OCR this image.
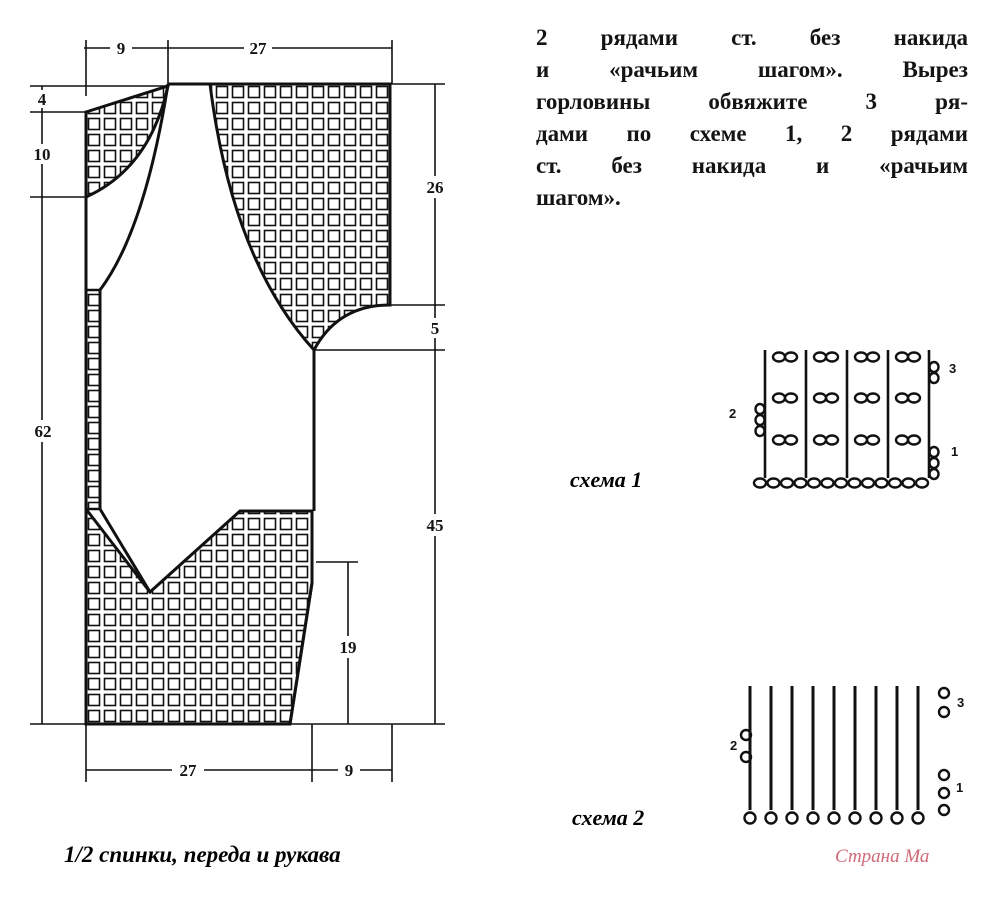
9	27
4
10
62
26
5
45
19
27	9
1/2 спинки, переда и рукава
схема 1
3
2
1
схема 2
3
2
1
Страна Ма
2 рядами ст. без накида
и «рачьим шагом». Вырез
горловины обвяжите 3 ря-
дами по схеме 1, 2 рядами
ст. без накида и «рачьим
шагом».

####################

_Problem_.
Make an exact copy of the records above, with the pictures left out.

_Final answer_.
OCR this image.
9	27
4
10
62
26
5
45
19
27	9
1/2 спинки, переда и рукава
схема 1
3
2
1
схема 2
3
2
1
Страна Ма
2 рядами ст. без накида
и «рачьим шагом». Вырез
горловины обвяжите 3 ря-
дами по схеме 1, 2 рядами
ст. без накида и «рачьим
шагом».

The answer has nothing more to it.